• Aim of the exercise
Restate each line word for word. Leave out every picture.

• Records from a dataset
--- BEGIN ---

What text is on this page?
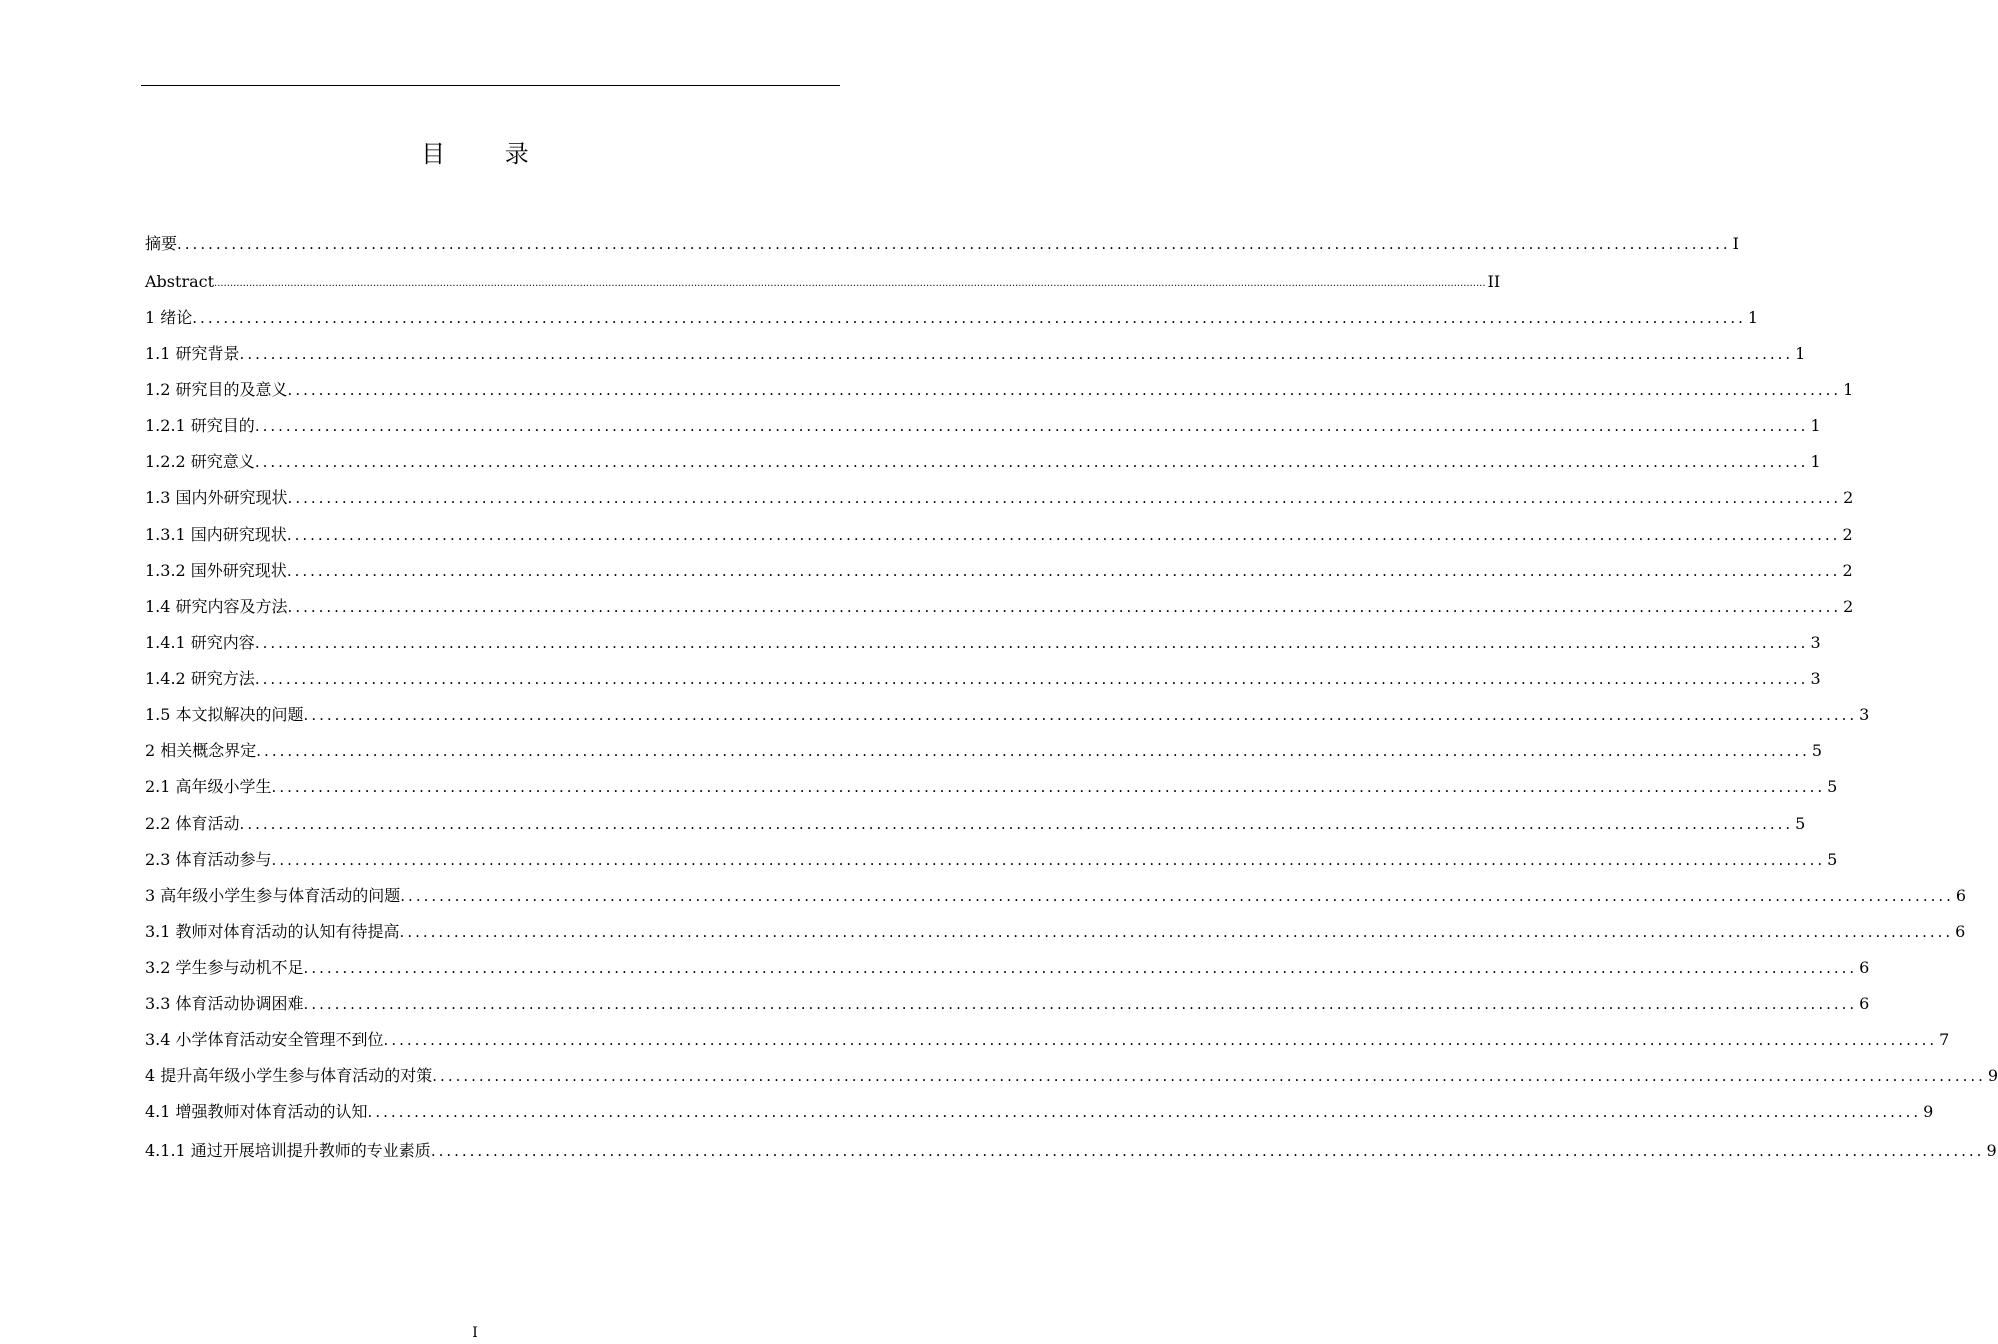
目 录
摘要 ........................................................................................................................................................................................................ I
Abstract ................................................................................................................................................................................................................................................................................................................................................................................................................ II
1 绪论 ........................................................................................................................................................................................................ 1
1.1 研究背景 ........................................................................................................................................................................................................ 1
1.2 研究目的及意义 ........................................................................................................................................................................................................ 1
1.2.1 研究目的 ........................................................................................................................................................................................................ 1
1.2.2 研究意义 ........................................................................................................................................................................................................ 1
1.3 国内外研究现状 ........................................................................................................................................................................................................ 2
1.3.1 国内研究现状 ........................................................................................................................................................................................................ 2
1.3.2 国外研究现状 ........................................................................................................................................................................................................ 2
1.4 研究内容及方法 ........................................................................................................................................................................................................ 2
1.4.1 研究内容 ........................................................................................................................................................................................................ 3
1.4.2 研究方法 ........................................................................................................................................................................................................ 3
1.5 本文拟解决的问题 ........................................................................................................................................................................................................ 3
2 相关概念界定 ........................................................................................................................................................................................................ 5
2.1 高年级小学生 ........................................................................................................................................................................................................ 5
2.2 体育活动 ........................................................................................................................................................................................................ 5
2.3 体育活动参与 ........................................................................................................................................................................................................ 5
3 高年级小学生参与体育活动的问题 ........................................................................................................................................................................................................ 6
3.1 教师对体育活动的认知有待提高 ........................................................................................................................................................................................................ 6
3.2 学生参与动机不足 ........................................................................................................................................................................................................ 6
3.3 体育活动协调困难 ........................................................................................................................................................................................................ 6
3.4 小学体育活动安全管理不到位 ........................................................................................................................................................................................................ 7
4 提升高年级小学生参与体育活动的对策 ........................................................................................................................................................................................................ 9
4.1 增强教师对体育活动的认知 ........................................................................................................................................................................................................ 9
4.1.1 通过开展培训提升教师的专业素质 ........................................................................................................................................................................................................ 9
I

--- END ---

• Written solution
What text is on this page?
目 录
摘要 ........................................................................................................................................................................................................ I
Abstract ................................................................................................................................................................................................................................................................................................................................................................................................................ II
1 绪论 ........................................................................................................................................................................................................ 1
1.1 研究背景 ........................................................................................................................................................................................................ 1
1.2 研究目的及意义 ........................................................................................................................................................................................................ 1
1.2.1 研究目的 ........................................................................................................................................................................................................ 1
1.2.2 研究意义 ........................................................................................................................................................................................................ 1
1.3 国内外研究现状 ........................................................................................................................................................................................................ 2
1.3.1 国内研究现状 ........................................................................................................................................................................................................ 2
1.3.2 国外研究现状 ........................................................................................................................................................................................................ 2
1.4 研究内容及方法 ........................................................................................................................................................................................................ 2
1.4.1 研究内容 ........................................................................................................................................................................................................ 3
1.4.2 研究方法 ........................................................................................................................................................................................................ 3
1.5 本文拟解决的问题 ........................................................................................................................................................................................................ 3
2 相关概念界定 ........................................................................................................................................................................................................ 5
2.1 高年级小学生 ........................................................................................................................................................................................................ 5
2.2 体育活动 ........................................................................................................................................................................................................ 5
2.3 体育活动参与 ........................................................................................................................................................................................................ 5
3 高年级小学生参与体育活动的问题 ........................................................................................................................................................................................................ 6
3.1 教师对体育活动的认知有待提高 ........................................................................................................................................................................................................ 6
3.2 学生参与动机不足 ........................................................................................................................................................................................................ 6
3.3 体育活动协调困难 ........................................................................................................................................................................................................ 6
3.4 小学体育活动安全管理不到位 ........................................................................................................................................................................................................ 7
4 提升高年级小学生参与体育活动的对策 ........................................................................................................................................................................................................ 9
4.1 增强教师对体育活动的认知 ........................................................................................................................................................................................................ 9
4.1.1 通过开展培训提升教师的专业素质 ........................................................................................................................................................................................................ 9
I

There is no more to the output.